--- DESCRIPTION OF THE TASK ---
With pictures omitted, copy exactly the lines from the one containing "What does this" through the end of the records below.

--- PROVIDED RECORDS ---
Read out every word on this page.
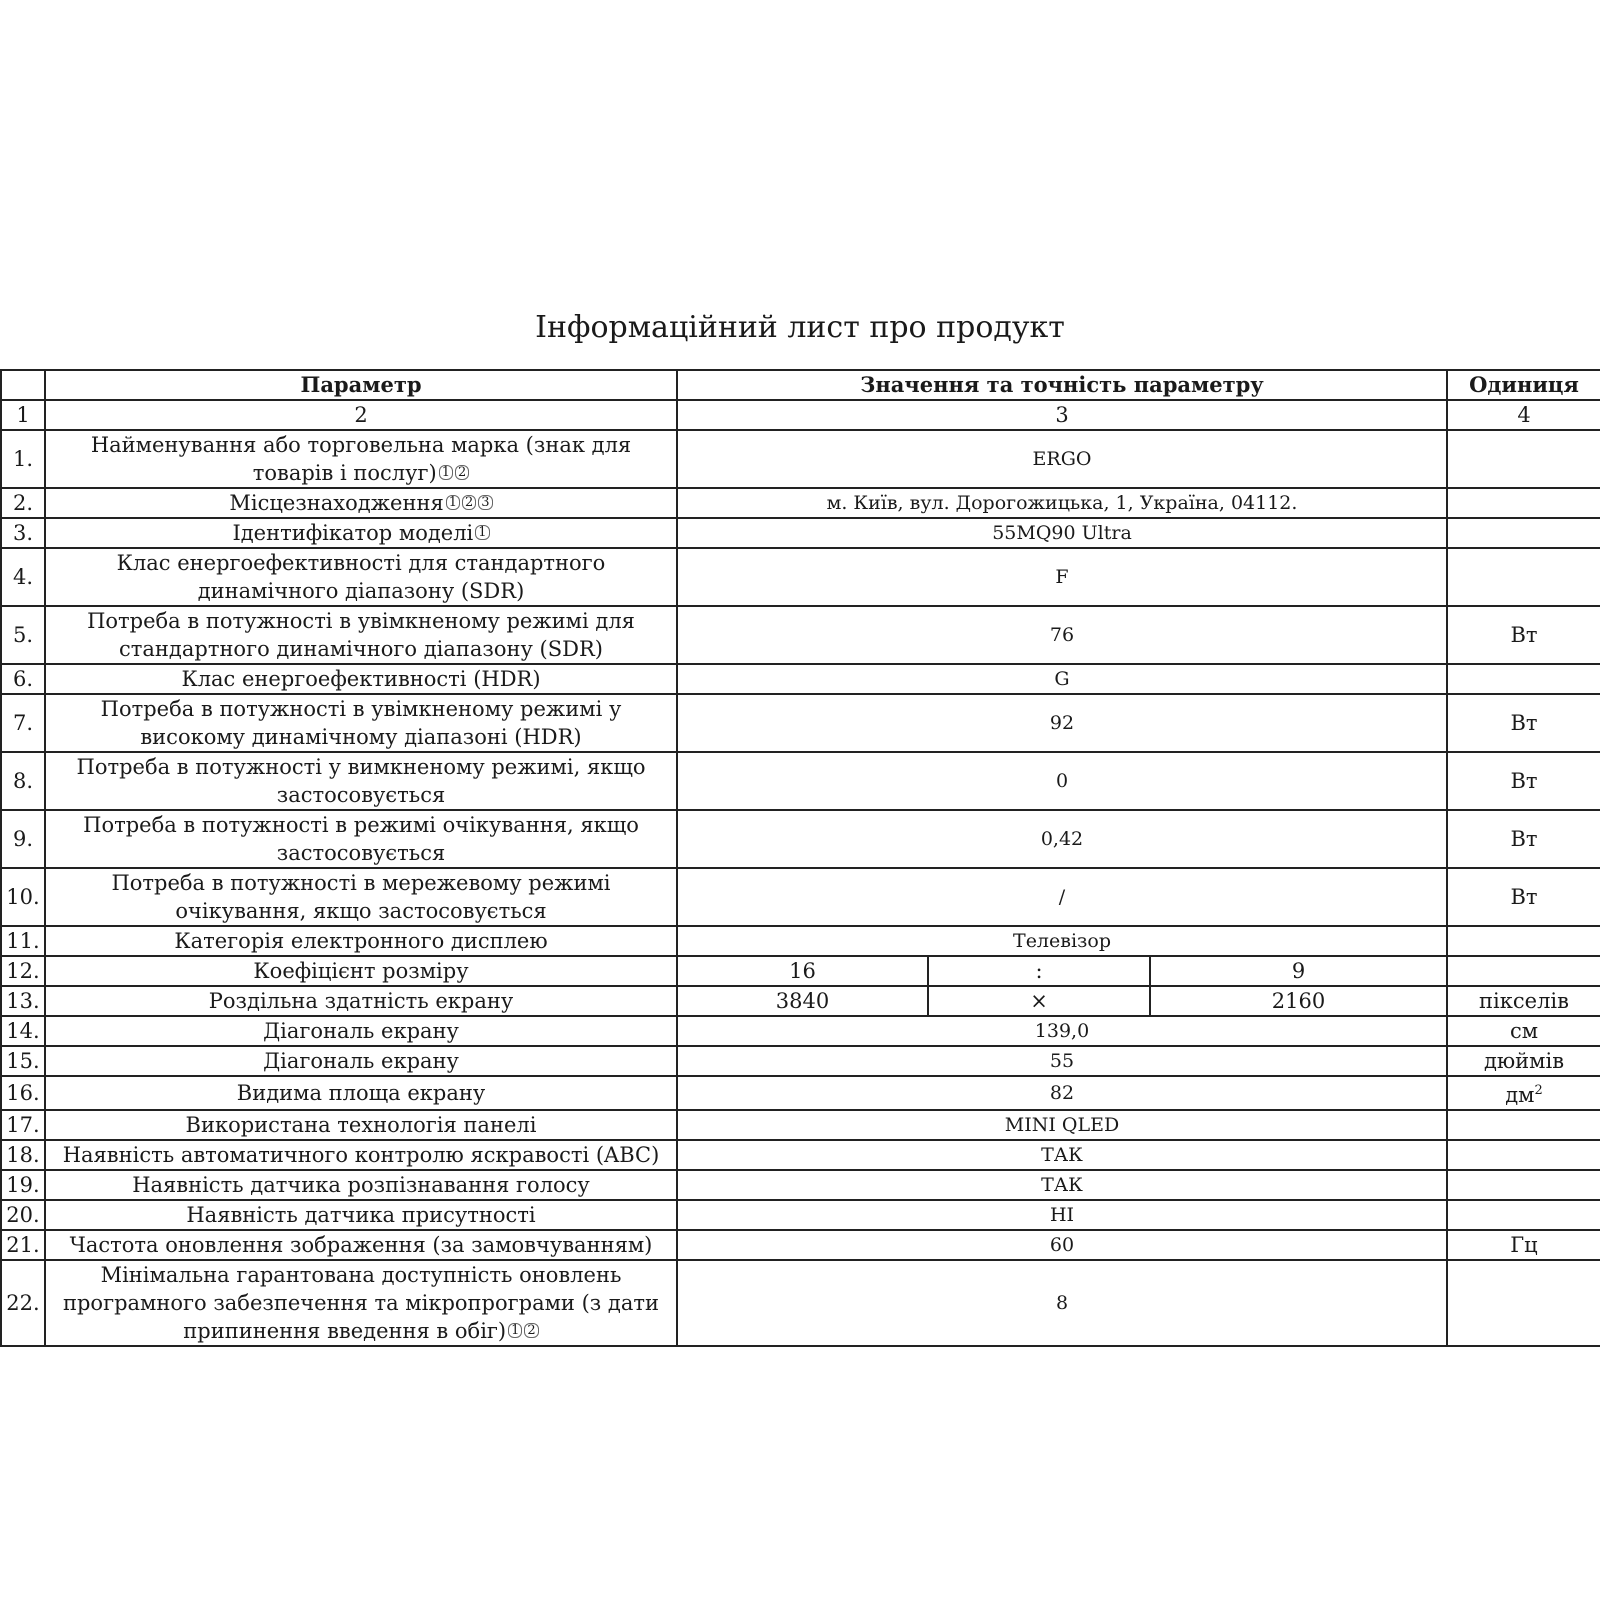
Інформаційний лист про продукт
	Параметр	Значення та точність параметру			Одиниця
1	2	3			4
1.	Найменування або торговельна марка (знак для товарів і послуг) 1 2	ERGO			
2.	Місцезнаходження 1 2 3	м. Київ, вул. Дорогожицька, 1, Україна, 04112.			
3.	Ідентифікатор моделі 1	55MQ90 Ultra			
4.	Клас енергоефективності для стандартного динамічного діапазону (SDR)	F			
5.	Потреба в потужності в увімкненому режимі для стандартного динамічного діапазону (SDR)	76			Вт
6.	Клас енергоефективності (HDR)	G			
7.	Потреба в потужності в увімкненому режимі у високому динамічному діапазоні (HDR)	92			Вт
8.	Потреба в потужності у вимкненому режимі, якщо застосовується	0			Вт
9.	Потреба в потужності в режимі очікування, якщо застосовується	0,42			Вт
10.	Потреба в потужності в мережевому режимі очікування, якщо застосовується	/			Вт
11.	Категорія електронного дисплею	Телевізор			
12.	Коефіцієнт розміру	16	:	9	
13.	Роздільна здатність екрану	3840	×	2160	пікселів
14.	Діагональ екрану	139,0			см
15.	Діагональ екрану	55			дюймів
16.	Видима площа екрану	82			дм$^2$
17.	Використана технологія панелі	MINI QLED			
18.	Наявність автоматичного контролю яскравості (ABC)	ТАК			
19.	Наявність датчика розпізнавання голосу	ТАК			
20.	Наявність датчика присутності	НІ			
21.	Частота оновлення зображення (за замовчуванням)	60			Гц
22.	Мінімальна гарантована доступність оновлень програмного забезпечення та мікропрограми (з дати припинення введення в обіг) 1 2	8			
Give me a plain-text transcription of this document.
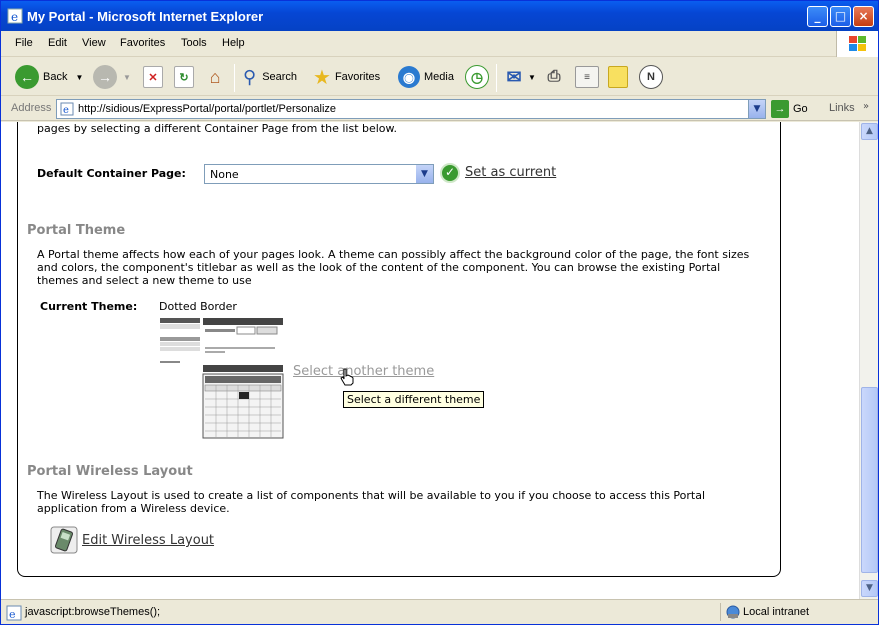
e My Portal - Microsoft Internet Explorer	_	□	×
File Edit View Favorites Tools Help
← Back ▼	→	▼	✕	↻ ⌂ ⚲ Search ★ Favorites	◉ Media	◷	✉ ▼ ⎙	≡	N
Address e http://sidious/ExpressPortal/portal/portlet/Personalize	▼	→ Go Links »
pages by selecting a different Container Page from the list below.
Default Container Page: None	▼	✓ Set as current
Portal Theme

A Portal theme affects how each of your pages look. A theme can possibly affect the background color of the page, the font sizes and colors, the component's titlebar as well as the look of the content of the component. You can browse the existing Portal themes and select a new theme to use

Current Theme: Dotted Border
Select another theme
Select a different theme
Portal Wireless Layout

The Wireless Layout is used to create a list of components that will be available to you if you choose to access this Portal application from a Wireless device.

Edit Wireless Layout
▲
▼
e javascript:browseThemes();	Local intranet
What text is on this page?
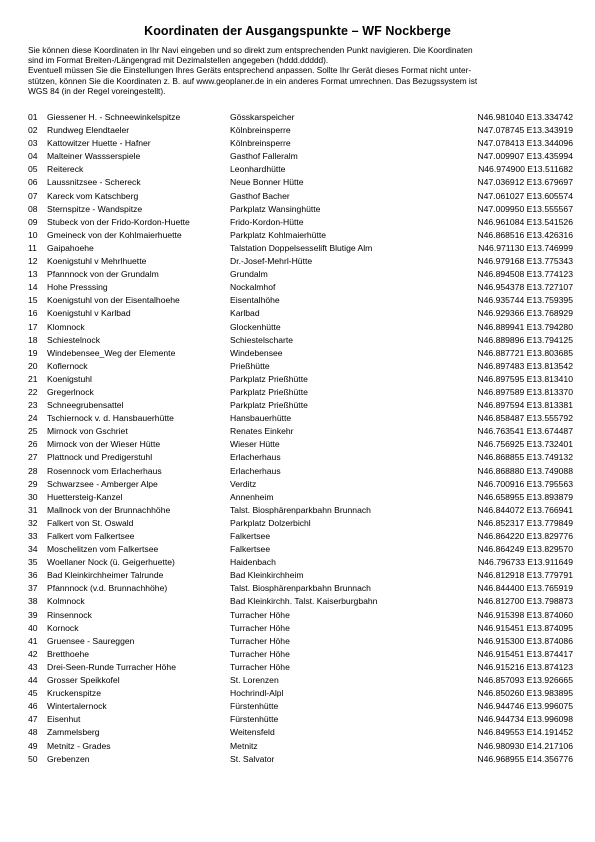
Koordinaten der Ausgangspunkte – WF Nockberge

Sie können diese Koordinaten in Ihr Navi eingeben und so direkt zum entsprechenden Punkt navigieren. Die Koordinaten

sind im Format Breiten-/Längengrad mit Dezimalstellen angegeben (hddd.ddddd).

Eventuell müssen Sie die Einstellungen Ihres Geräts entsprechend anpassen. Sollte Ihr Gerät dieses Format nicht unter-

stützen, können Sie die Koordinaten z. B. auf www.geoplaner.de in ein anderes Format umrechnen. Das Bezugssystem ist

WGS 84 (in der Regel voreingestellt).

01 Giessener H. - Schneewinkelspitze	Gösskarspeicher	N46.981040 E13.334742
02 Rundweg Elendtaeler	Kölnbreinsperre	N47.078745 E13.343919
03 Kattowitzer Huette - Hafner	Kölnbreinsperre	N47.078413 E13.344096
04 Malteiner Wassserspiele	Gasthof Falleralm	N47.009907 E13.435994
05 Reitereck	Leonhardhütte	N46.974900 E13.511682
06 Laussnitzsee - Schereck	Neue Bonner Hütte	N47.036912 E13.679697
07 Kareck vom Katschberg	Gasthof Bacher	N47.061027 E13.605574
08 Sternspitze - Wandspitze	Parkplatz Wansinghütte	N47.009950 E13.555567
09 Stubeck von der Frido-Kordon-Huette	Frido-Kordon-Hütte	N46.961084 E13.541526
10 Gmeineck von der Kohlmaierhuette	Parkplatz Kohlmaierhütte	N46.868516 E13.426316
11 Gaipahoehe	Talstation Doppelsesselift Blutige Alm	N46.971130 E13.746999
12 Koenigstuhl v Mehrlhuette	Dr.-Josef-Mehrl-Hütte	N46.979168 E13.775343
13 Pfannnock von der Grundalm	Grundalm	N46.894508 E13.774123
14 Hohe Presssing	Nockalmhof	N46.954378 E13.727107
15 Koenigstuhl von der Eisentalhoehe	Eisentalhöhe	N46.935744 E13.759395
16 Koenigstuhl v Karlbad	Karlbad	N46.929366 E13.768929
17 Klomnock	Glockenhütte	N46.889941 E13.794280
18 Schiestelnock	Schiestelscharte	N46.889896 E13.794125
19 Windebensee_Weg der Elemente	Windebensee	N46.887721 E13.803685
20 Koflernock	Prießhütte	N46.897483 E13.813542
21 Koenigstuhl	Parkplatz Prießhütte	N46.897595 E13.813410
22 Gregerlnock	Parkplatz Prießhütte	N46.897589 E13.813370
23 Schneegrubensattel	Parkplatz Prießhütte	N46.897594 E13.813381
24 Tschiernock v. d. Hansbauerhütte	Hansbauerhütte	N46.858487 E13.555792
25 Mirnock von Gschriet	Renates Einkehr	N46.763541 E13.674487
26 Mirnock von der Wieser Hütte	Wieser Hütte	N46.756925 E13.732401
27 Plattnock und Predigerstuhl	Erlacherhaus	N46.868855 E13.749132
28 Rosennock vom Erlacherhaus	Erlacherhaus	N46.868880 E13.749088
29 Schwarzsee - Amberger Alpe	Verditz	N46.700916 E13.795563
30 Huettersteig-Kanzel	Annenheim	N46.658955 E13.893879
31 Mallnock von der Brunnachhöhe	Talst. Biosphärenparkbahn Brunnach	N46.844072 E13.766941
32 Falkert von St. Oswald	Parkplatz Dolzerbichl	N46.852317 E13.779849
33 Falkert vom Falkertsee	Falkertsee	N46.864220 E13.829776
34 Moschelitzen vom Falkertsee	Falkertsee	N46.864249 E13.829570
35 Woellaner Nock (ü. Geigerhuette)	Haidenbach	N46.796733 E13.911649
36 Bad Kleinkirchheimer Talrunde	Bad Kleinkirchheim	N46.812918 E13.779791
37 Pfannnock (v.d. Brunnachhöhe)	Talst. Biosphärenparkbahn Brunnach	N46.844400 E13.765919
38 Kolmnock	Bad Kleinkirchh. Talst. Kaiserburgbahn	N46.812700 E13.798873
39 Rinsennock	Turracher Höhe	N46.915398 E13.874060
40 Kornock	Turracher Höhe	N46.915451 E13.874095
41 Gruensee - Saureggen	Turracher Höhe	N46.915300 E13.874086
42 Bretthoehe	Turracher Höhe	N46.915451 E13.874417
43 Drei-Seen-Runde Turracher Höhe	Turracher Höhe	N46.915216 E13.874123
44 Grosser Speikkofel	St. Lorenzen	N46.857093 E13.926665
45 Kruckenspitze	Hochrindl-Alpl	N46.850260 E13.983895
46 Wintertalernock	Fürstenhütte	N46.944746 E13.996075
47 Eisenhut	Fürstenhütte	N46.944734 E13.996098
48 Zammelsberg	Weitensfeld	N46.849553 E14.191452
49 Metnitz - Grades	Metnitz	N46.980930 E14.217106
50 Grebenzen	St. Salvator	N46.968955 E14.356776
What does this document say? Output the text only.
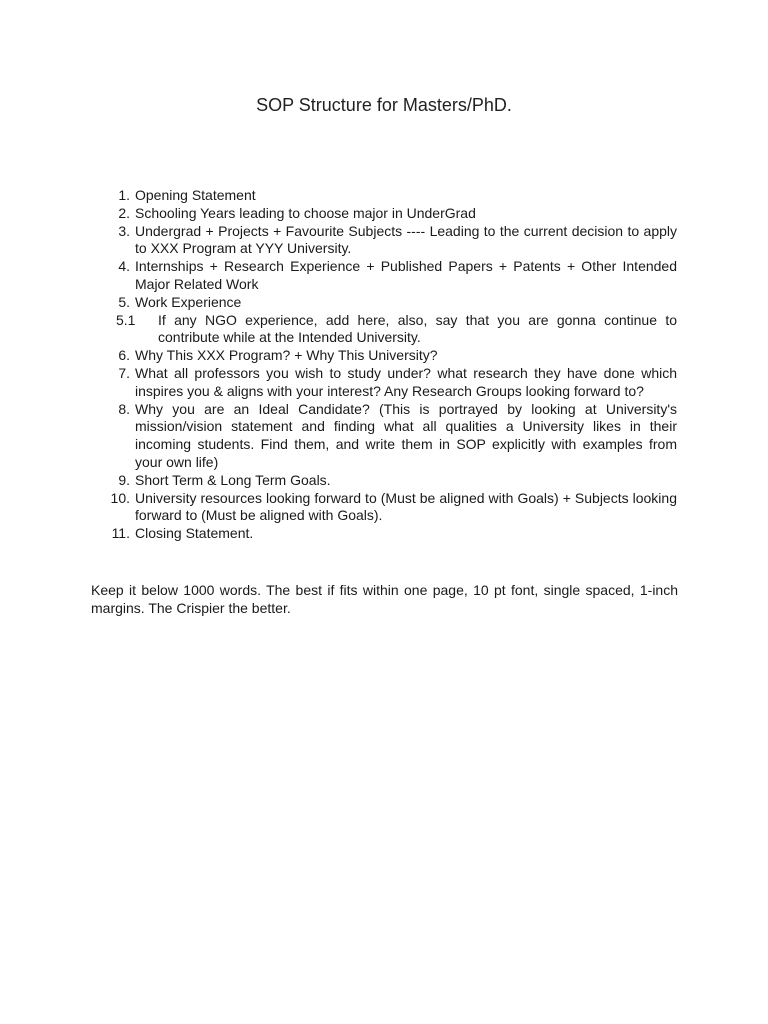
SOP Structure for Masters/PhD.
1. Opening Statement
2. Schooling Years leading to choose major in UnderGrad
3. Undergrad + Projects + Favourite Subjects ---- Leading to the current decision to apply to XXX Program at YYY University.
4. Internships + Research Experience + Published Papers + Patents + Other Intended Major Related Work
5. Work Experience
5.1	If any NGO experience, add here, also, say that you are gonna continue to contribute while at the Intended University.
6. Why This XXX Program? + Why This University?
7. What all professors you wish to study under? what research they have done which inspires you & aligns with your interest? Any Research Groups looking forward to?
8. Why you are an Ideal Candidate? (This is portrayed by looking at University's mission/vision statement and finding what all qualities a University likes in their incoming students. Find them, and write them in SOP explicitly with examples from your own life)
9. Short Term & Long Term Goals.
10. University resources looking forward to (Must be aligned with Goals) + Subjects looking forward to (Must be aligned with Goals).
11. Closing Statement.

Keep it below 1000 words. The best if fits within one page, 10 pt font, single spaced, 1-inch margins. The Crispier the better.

--- EXPECTED OUTPUT ---
What does this document say? Output the text only.
SOP Structure for Masters/PhD.
1. Opening Statement
2. Schooling Years leading to choose major in UnderGrad
3. Undergrad + Projects + Favourite Subjects ---- Leading to the current decision to apply to XXX Program at YYY University.
4. Internships + Research Experience + Published Papers + Patents + Other Intended Major Related Work
5. Work Experience
5.1	If any NGO experience, add here, also, say that you are gonna continue to contribute while at the Intended University.
6. Why This XXX Program? + Why This University?
7. What all professors you wish to study under? what research they have done which inspires you & aligns with your interest? Any Research Groups looking forward to?
8. Why you are an Ideal Candidate? (This is portrayed by looking at University's mission/vision statement and finding what all qualities a University likes in their incoming students. Find them, and write them in SOP explicitly with examples from your own life)
9. Short Term & Long Term Goals.
10. University resources looking forward to (Must be aligned with Goals) + Subjects looking forward to (Must be aligned with Goals).
11. Closing Statement.

Keep it below 1000 words. The best if fits within one page, 10 pt font, single spaced, 1-inch margins. The Crispier the better.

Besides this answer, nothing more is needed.